EXERCISE PROMPT: Without the pictures, give the entries below again exactly as written.

>> Start THE DATA

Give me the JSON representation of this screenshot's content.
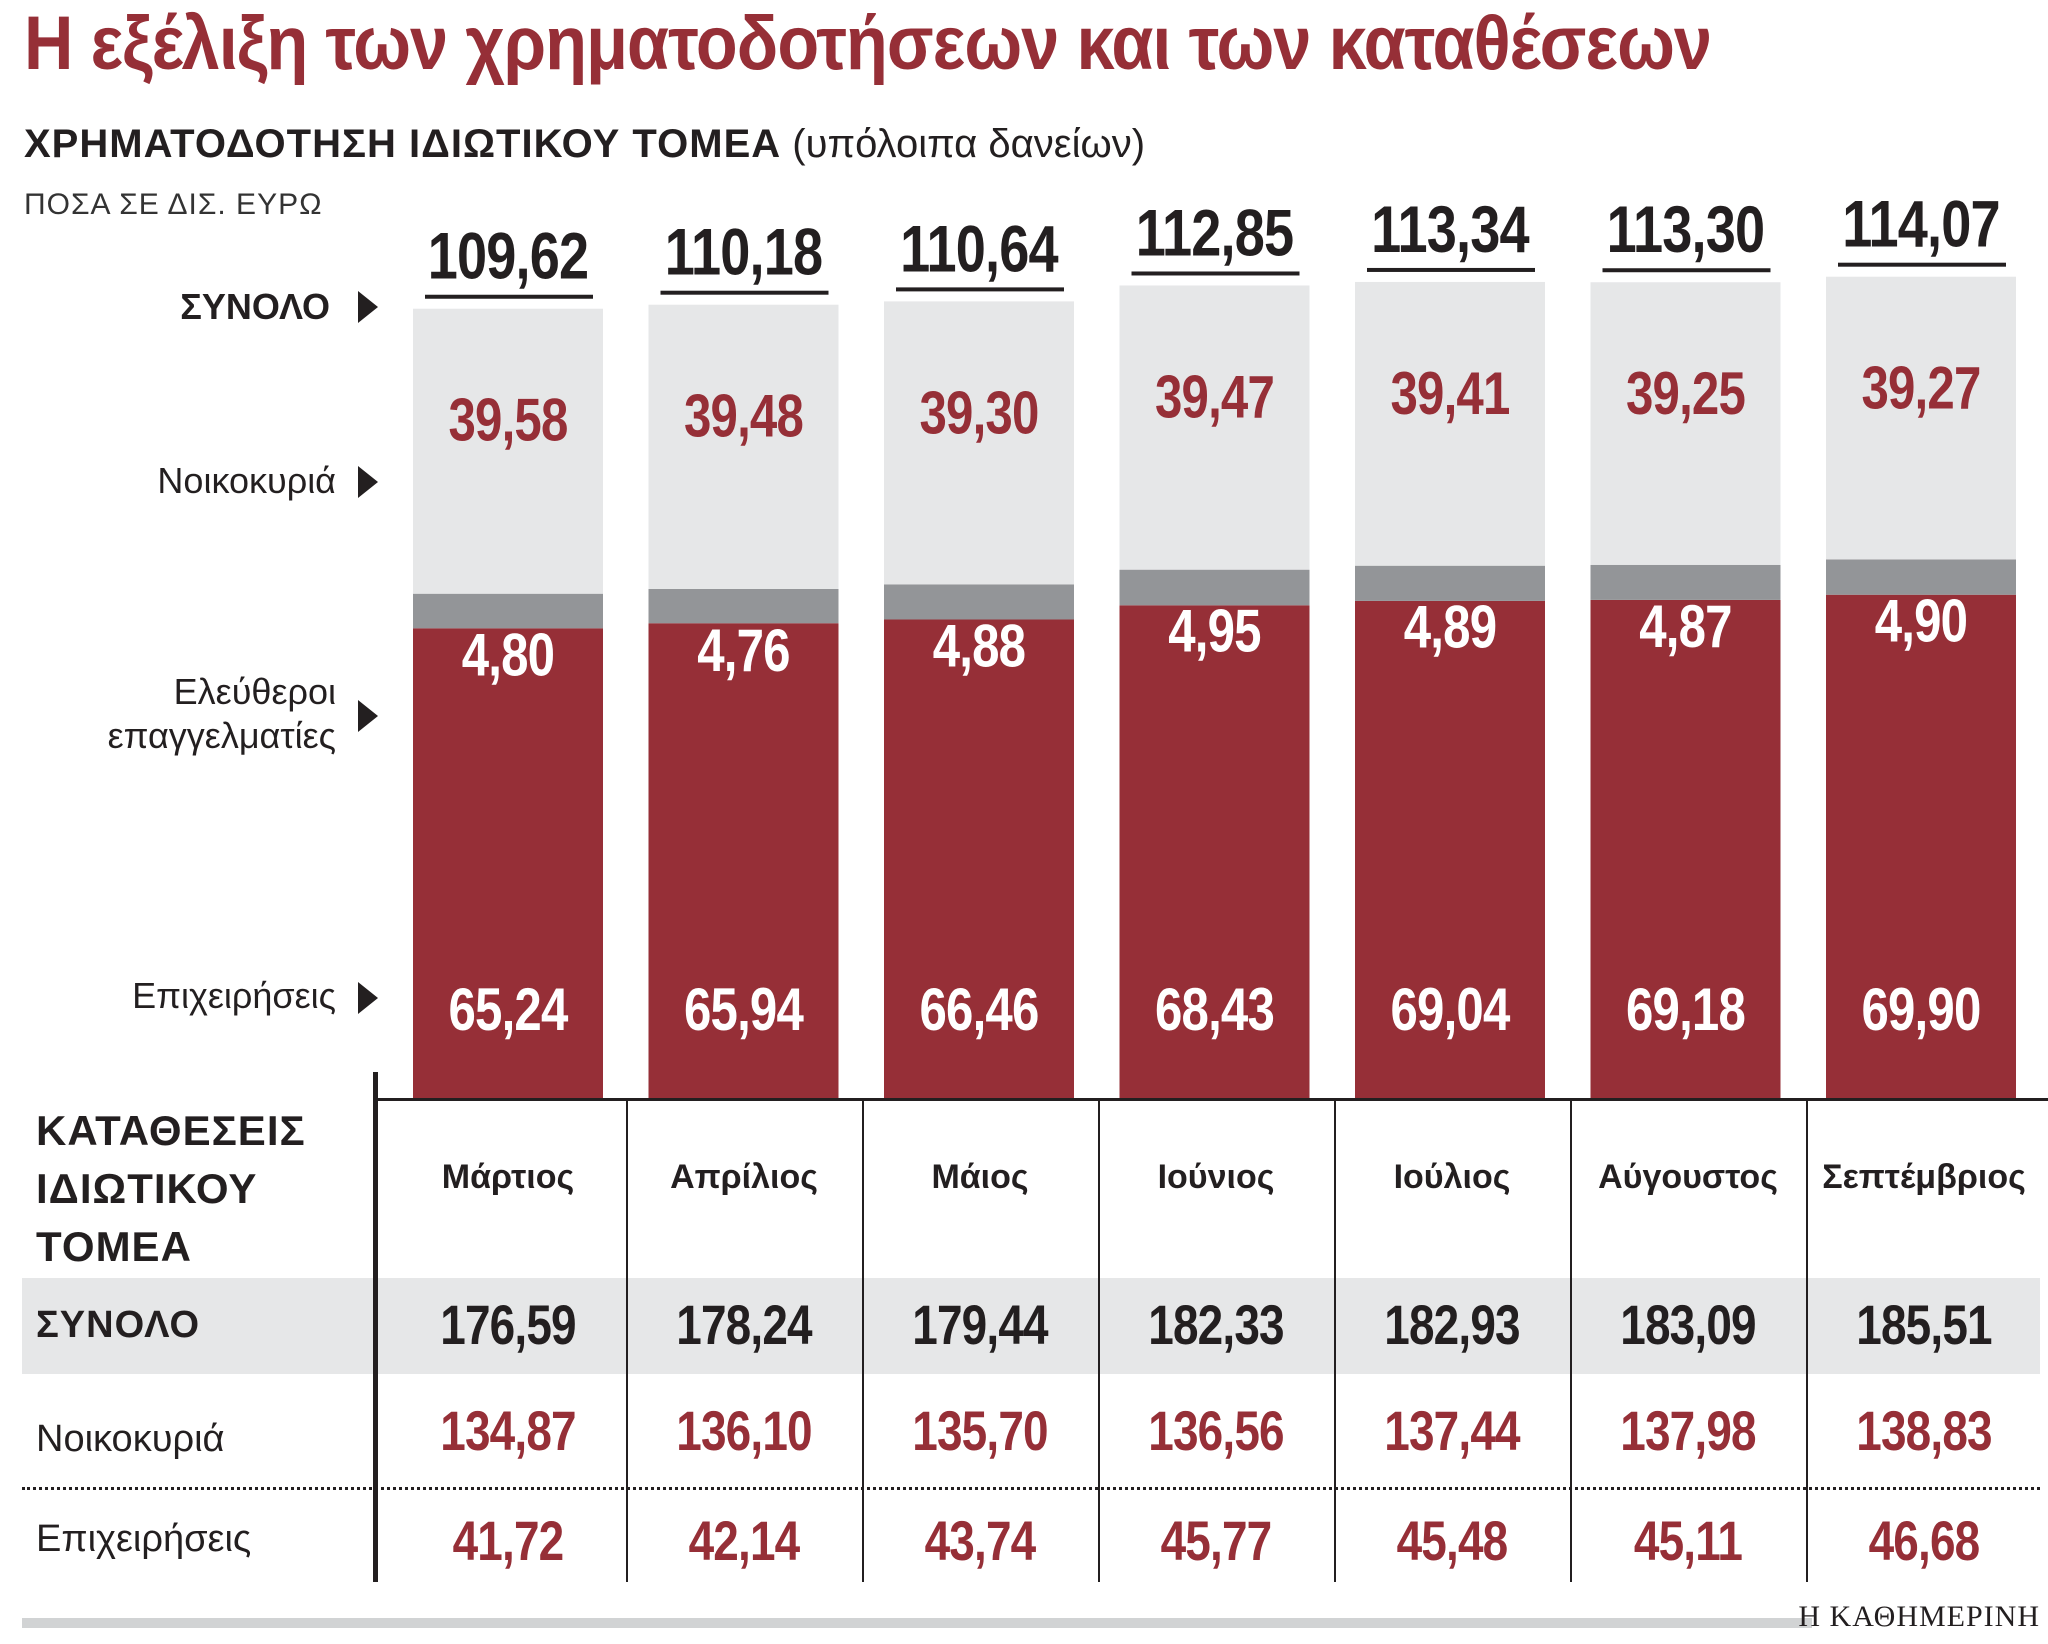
{
  "title": "Η εξέλιξη των χρηματοδοτήσεων και των καταθέσεων",
  "subtitle_bold": "ΧΡΗΜΑΤΟΔΟΤΗΣΗ ΙΔΙΩΤΙΚΟΥ ΤΟΜΕΑ",
  "subtitle_rest": "(υπόλοιπα δανείων)",
  "unit": "ΠΟΣΑ ΣΕ ΔΙΣ. ΕΥΡΩ",
  "row_labels": {
    "total": "ΣΥΝΟΛΟ",
    "households": "Νοικοκυριά",
    "freelancers_1": "Ελεύθεροι",
    "freelancers_2": "επαγγελματίες",
    "businesses": "Επιχειρήσεις"
  },
  "colors": {
    "businesses": "#962f37",
    "freelancers": "#939598",
    "households": "#e6e7e8",
    "accent": "#962f37",
    "text": "#231f20"
  },
  "chart_data": {
    "type": "bar",
    "stacked": true,
    "categories": [
      "Μάρτιος",
      "Απρίλιος",
      "Μάιος",
      "Ιούνιος",
      "Ιούλιος",
      "Αύγουστος",
      "Σεπτέμβριος"
    ],
    "series": [
      {
        "name": "Επιχειρήσεις",
        "values": [
          65.24,
          65.94,
          66.46,
          68.43,
          69.04,
          69.18,
          69.9
        ],
        "labels": [
          "65,24",
          "65,94",
          "66,46",
          "68,43",
          "69,04",
          "69,18",
          "69,90"
        ]
      },
      {
        "name": "Ελεύθεροι επαγγελματίες",
        "values": [
          4.8,
          4.76,
          4.88,
          4.95,
          4.89,
          4.87,
          4.9
        ],
        "labels": [
          "4,80",
          "4,76",
          "4,88",
          "4,95",
          "4,89",
          "4,87",
          "4,90"
        ]
      },
      {
        "name": "Νοικοκυριά",
        "values": [
          39.58,
          39.48,
          39.3,
          39.47,
          39.41,
          39.25,
          39.27
        ],
        "labels": [
          "39,58",
          "39,48",
          "39,30",
          "39,47",
          "39,41",
          "39,25",
          "39,27"
        ]
      }
    ],
    "totals": [
      109.62,
      110.18,
      110.64,
      112.85,
      113.34,
      113.3,
      114.07
    ],
    "total_labels": [
      "109,62",
      "110,18",
      "110,64",
      "112,85",
      "113,34",
      "113,30",
      "114,07"
    ],
    "title": "ΧΡΗΜΑΤΟΔΟΤΗΣΗ ΙΔΙΩΤΙΚΟΥ ΤΟΜΕΑ (υπόλοιπα δανείων)",
    "ylabel": "ΠΟΣΑ ΣΕ ΔΙΣ. ΕΥΡΩ",
    "ylim": [
      0,
      114.07
    ],
    "grid": false
  },
  "deposits": {
    "heading_1": "ΚΑΤΑΘΕΣΕΙΣ",
    "heading_2": "ΙΔΙΩΤΙΚΟΥ",
    "heading_3": "ΤΟΜΕΑ",
    "row_labels": {
      "total": "ΣΥΝΟΛΟ",
      "households": "Νοικοκυριά",
      "businesses": "Επιχειρήσεις"
    },
    "months": [
      "Μάρτιος",
      "Απρίλιος",
      "Μάιος",
      "Ιούνιος",
      "Ιούλιος",
      "Αύγουστος",
      "Σεπτέμβριος"
    ],
    "total": [
      "176,59",
      "178,24",
      "179,44",
      "182,33",
      "182,93",
      "183,09",
      "185,51"
    ],
    "households": [
      "134,87",
      "136,10",
      "135,70",
      "136,56",
      "137,44",
      "137,98",
      "138,83"
    ],
    "businesses": [
      "41,72",
      "42,14",
      "43,74",
      "45,77",
      "45,48",
      "45,11",
      "46,68"
    ]
  },
  "source": "Η ΚΑΘΗΜΕΡΙΝΗ"
}
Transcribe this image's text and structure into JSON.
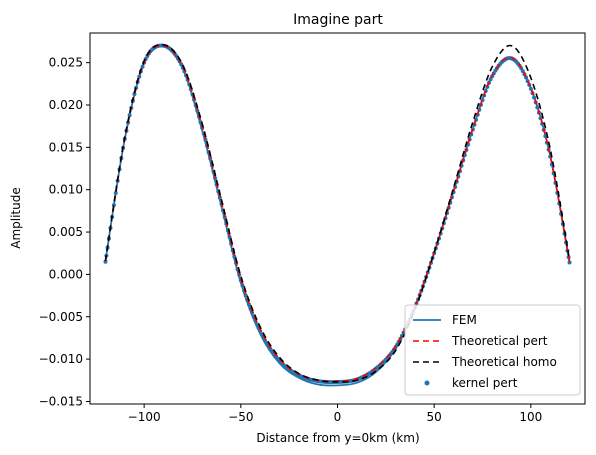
{
  "chart_data": {
    "type": "line",
    "title": "Imagine part",
    "xlabel": "Distance from y=0km (km)",
    "ylabel": "Amplitude",
    "xlim": [
      -128,
      128
    ],
    "ylim": [
      -0.0153,
      0.0285
    ],
    "xticks": [
      -100,
      -50,
      0,
      50,
      100
    ],
    "xtick_labels": [
      "−100",
      "−50",
      "0",
      "50",
      "100"
    ],
    "yticks": [
      -0.015,
      -0.01,
      -0.005,
      0.0,
      0.005,
      0.01,
      0.015,
      0.02,
      0.025
    ],
    "ytick_labels": [
      "−0.015",
      "−0.010",
      "−0.005",
      "0.000",
      "0.005",
      "0.010",
      "0.015",
      "0.020",
      "0.025"
    ],
    "grid": false,
    "legend_position": "lower right",
    "x": [
      -120,
      -110,
      -100,
      -90,
      -80,
      -70,
      -60,
      -50,
      -40,
      -30,
      -20,
      -10,
      0,
      10,
      20,
      30,
      40,
      50,
      60,
      70,
      80,
      90,
      100,
      110,
      120
    ],
    "series": [
      {
        "name": "FEM",
        "style": "solid",
        "color": "#1f77b4",
        "values": [
          0.0016,
          0.016,
          0.025,
          0.027,
          0.0243,
          0.017,
          0.008,
          -0.001,
          -0.007,
          -0.0105,
          -0.0122,
          -0.013,
          -0.0131,
          -0.0128,
          -0.0115,
          -0.0088,
          -0.004,
          0.0025,
          0.0098,
          0.0172,
          0.0235,
          0.0255,
          0.022,
          0.014,
          0.0014
        ]
      },
      {
        "name": "Theoretical pert",
        "style": "dashed",
        "color": "#ff0000",
        "values": [
          0.0016,
          0.016,
          0.025,
          0.027,
          0.0245,
          0.0175,
          0.0085,
          -0.0005,
          -0.0065,
          -0.01,
          -0.0118,
          -0.0125,
          -0.0126,
          -0.0123,
          -0.011,
          -0.0085,
          -0.0038,
          0.0026,
          0.0098,
          0.0172,
          0.0235,
          0.0256,
          0.022,
          0.014,
          0.0015
        ]
      },
      {
        "name": "Theoretical homo",
        "style": "dashed",
        "color": "#000000",
        "values": [
          0.0016,
          0.0162,
          0.0252,
          0.0271,
          0.0247,
          0.0178,
          0.0088,
          -0.0002,
          -0.0062,
          -0.0098,
          -0.0117,
          -0.0125,
          -0.0127,
          -0.0125,
          -0.0114,
          -0.009,
          -0.0042,
          0.0026,
          0.0102,
          0.018,
          0.0245,
          0.027,
          0.0232,
          0.0148,
          0.0017
        ]
      },
      {
        "name": "kernel pert",
        "style": "scatter",
        "color": "#1f77b4",
        "values": [
          0.0015,
          0.016,
          0.025,
          0.027,
          0.0244,
          0.0173,
          0.0083,
          -0.0007,
          -0.0067,
          -0.0102,
          -0.0119,
          -0.0126,
          -0.0127,
          -0.0124,
          -0.0111,
          -0.0086,
          -0.0039,
          0.0025,
          0.0097,
          0.0171,
          0.0234,
          0.0255,
          0.0219,
          0.0139,
          0.0014
        ]
      }
    ]
  }
}
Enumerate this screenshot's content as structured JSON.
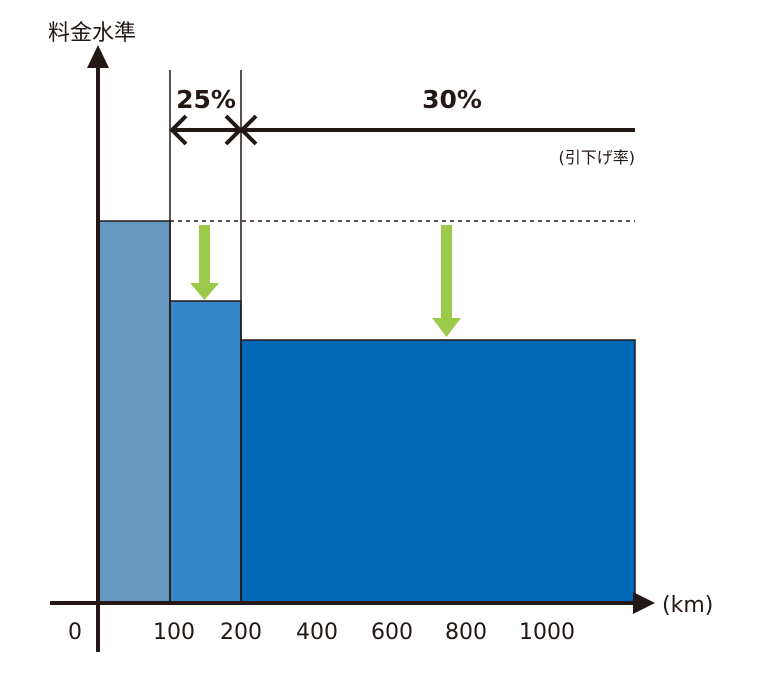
{
  "y_axis_label": "料金水準",
  "x_axis_unit": "(km)",
  "rate_note": "(引下げ率)",
  "discounts": [
    {
      "range": "100-200",
      "label": "25%"
    },
    {
      "range": "200-",
      "label": "30%"
    }
  ],
  "x_ticks": [
    "0",
    "100",
    "200",
    "400",
    "600",
    "800",
    "1000"
  ],
  "bands": [
    {
      "range": "0-100",
      "relative_level": 1.0,
      "color": "#6699c2"
    },
    {
      "range": "100-200",
      "relative_level": 0.75,
      "color": "#3586c6"
    },
    {
      "range": "200-",
      "relative_level": 0.7,
      "color": "#0068b7"
    }
  ],
  "colors": {
    "axis": "#231815",
    "arrow": "#9dc94a"
  }
}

>> End THE DATA

RESULT OF THIS EXERCISE:
Give me the JSON representation of this screenshot's content.
{
  "title": "Η εξέλιξη των χρηματοδοτήσεων και των καταθέσεων",
  "subtitle_bold": "ΧΡΗΜΑΤΟΔΟΤΗΣΗ ΙΔΙΩΤΙΚΟΥ ΤΟΜΕΑ",
  "subtitle_rest": "(υπόλοιπα δανείων)",
  "unit": "ΠΟΣΑ ΣΕ ΔΙΣ. ΕΥΡΩ",
  "row_labels": {
    "total": "ΣΥΝΟΛΟ",
    "households": "Νοικοκυριά",
    "freelancers_1": "Ελεύθεροι",
    "freelancers_2": "επαγγελματίες",
    "businesses": "Επιχειρήσεις"
  },
  "colors": {
    "businesses": "#962f37",
    "freelancers": "#939598",
    "households": "#e6e7e8",
    "accent": "#962f37",
    "text": "#231f20"
  },
  "chart_data": {
    "type": "bar",
    "stacked": true,
    "categories": [
      "Μάρτιος",
      "Απρίλιος",
      "Μάιος",
      "Ιούνιος",
      "Ιούλιος",
      "Αύγουστος",
      "Σεπτέμβριος"
    ],
    "series": [
      {
        "name": "Επιχειρήσεις",
        "values": [
          65.24,
          65.94,
          66.46,
          68.43,
          69.04,
          69.18,
          69.9
        ],
        "labels": [
          "65,24",
          "65,94",
          "66,46",
          "68,43",
          "69,04",
          "69,18",
          "69,90"
        ]
      },
      {
        "name": "Ελεύθεροι επαγγελματίες",
        "values": [
          4.8,
          4.76,
          4.88,
          4.95,
          4.89,
          4.87,
          4.9
        ],
        "labels": [
          "4,80",
          "4,76",
          "4,88",
          "4,95",
          "4,89",
          "4,87",
          "4,90"
        ]
      },
      {
        "name": "Νοικοκυριά",
        "values": [
          39.58,
          39.48,
          39.3,
          39.47,
          39.41,
          39.25,
          39.27
        ],
        "labels": [
          "39,58",
          "39,48",
          "39,30",
          "39,47",
          "39,41",
          "39,25",
          "39,27"
        ]
      }
    ],
    "totals": [
      109.62,
      110.18,
      110.64,
      112.85,
      113.34,
      113.3,
      114.07
    ],
    "total_labels": [
      "109,62",
      "110,18",
      "110,64",
      "112,85",
      "113,34",
      "113,30",
      "114,07"
    ],
    "title": "ΧΡΗΜΑΤΟΔΟΤΗΣΗ ΙΔΙΩΤΙΚΟΥ ΤΟΜΕΑ (υπόλοιπα δανείων)",
    "ylabel": "ΠΟΣΑ ΣΕ ΔΙΣ. ΕΥΡΩ",
    "ylim": [
      0,
      114.07
    ],
    "grid": false
  },
  "deposits": {
    "heading_1": "ΚΑΤΑΘΕΣΕΙΣ",
    "heading_2": "ΙΔΙΩΤΙΚΟΥ",
    "heading_3": "ΤΟΜΕΑ",
    "row_labels": {
      "total": "ΣΥΝΟΛΟ",
      "households": "Νοικοκυριά",
      "businesses": "Επιχειρήσεις"
    },
    "months": [
      "Μάρτιος",
      "Απρίλιος",
      "Μάιος",
      "Ιούνιος",
      "Ιούλιος",
      "Αύγουστος",
      "Σεπτέμβριος"
    ],
    "total": [
      "176,59",
      "178,24",
      "179,44",
      "182,33",
      "182,93",
      "183,09",
      "185,51"
    ],
    "households": [
      "134,87",
      "136,10",
      "135,70",
      "136,56",
      "137,44",
      "137,98",
      "138,83"
    ],
    "businesses": [
      "41,72",
      "42,14",
      "43,74",
      "45,77",
      "45,48",
      "45,11",
      "46,68"
    ]
  },
  "source": "Η ΚΑΘΗΜΕΡΙΝΗ"
}
Transcribe this image's text and structure into JSON.
{
  "chart_data": {
    "type": "line",
    "title": "Imagine part",
    "xlabel": "Distance from y=0km (km)",
    "ylabel": "Amplitude",
    "xlim": [
      -128,
      128
    ],
    "ylim": [
      -0.0153,
      0.0285
    ],
    "xticks": [
      -100,
      -50,
      0,
      50,
      100
    ],
    "xtick_labels": [
      "−100",
      "−50",
      "0",
      "50",
      "100"
    ],
    "yticks": [
      -0.015,
      -0.01,
      -0.005,
      0.0,
      0.005,
      0.01,
      0.015,
      0.02,
      0.025
    ],
    "ytick_labels": [
      "−0.015",
      "−0.010",
      "−0.005",
      "0.000",
      "0.005",
      "0.010",
      "0.015",
      "0.020",
      "0.025"
    ],
    "grid": false,
    "legend_position": "lower right",
    "x": [
      -120,
      -110,
      -100,
      -90,
      -80,
      -70,
      -60,
      -50,
      -40,
      -30,
      -20,
      -10,
      0,
      10,
      20,
      30,
      40,
      50,
      60,
      70,
      80,
      90,
      100,
      110,
      120
    ],
    "series": [
      {
        "name": "FEM",
        "style": "solid",
        "color": "#1f77b4",
        "values": [
          0.0016,
          0.016,
          0.025,
          0.027,
          0.0243,
          0.017,
          0.008,
          -0.001,
          -0.007,
          -0.0105,
          -0.0122,
          -0.013,
          -0.0131,
          -0.0128,
          -0.0115,
          -0.0088,
          -0.004,
          0.0025,
          0.0098,
          0.0172,
          0.0235,
          0.0255,
          0.022,
          0.014,
          0.0014
        ]
      },
      {
        "name": "Theoretical pert",
        "style": "dashed",
        "color": "#ff0000",
        "values": [
          0.0016,
          0.016,
          0.025,
          0.027,
          0.0245,
          0.0175,
          0.0085,
          -0.0005,
          -0.0065,
          -0.01,
          -0.0118,
          -0.0125,
          -0.0126,
          -0.0123,
          -0.011,
          -0.0085,
          -0.0038,
          0.0026,
          0.0098,
          0.0172,
          0.0235,
          0.0256,
          0.022,
          0.014,
          0.0015
        ]
      },
      {
        "name": "Theoretical homo",
        "style": "dashed",
        "color": "#000000",
        "values": [
          0.0016,
          0.0162,
          0.0252,
          0.0271,
          0.0247,
          0.0178,
          0.0088,
          -0.0002,
          -0.0062,
          -0.0098,
          -0.0117,
          -0.0125,
          -0.0127,
          -0.0125,
          -0.0114,
          -0.009,
          -0.0042,
          0.0026,
          0.0102,
          0.018,
          0.0245,
          0.027,
          0.0232,
          0.0148,
          0.0017
        ]
      },
      {
        "name": "kernel pert",
        "style": "scatter",
        "color": "#1f77b4",
        "values": [
          0.0015,
          0.016,
          0.025,
          0.027,
          0.0244,
          0.0173,
          0.0083,
          -0.0007,
          -0.0067,
          -0.0102,
          -0.0119,
          -0.0126,
          -0.0127,
          -0.0124,
          -0.0111,
          -0.0086,
          -0.0039,
          0.0025,
          0.0097,
          0.0171,
          0.0234,
          0.0255,
          0.0219,
          0.0139,
          0.0014
        ]
      }
    ]
  }
}
Enumerate this screenshot's content as structured JSON.
{
  "y_axis_label": "料金水準",
  "x_axis_unit": "(km)",
  "rate_note": "(引下げ率)",
  "discounts": [
    {
      "range": "100-200",
      "label": "25%"
    },
    {
      "range": "200-",
      "label": "30%"
    }
  ],
  "x_ticks": [
    "0",
    "100",
    "200",
    "400",
    "600",
    "800",
    "1000"
  ],
  "bands": [
    {
      "range": "0-100",
      "relative_level": 1.0,
      "color": "#6699c2"
    },
    {
      "range": "100-200",
      "relative_level": 0.75,
      "color": "#3586c6"
    },
    {
      "range": "200-",
      "relative_level": 0.7,
      "color": "#0068b7"
    }
  ],
  "colors": {
    "axis": "#231815",
    "arrow": "#9dc94a"
  }
}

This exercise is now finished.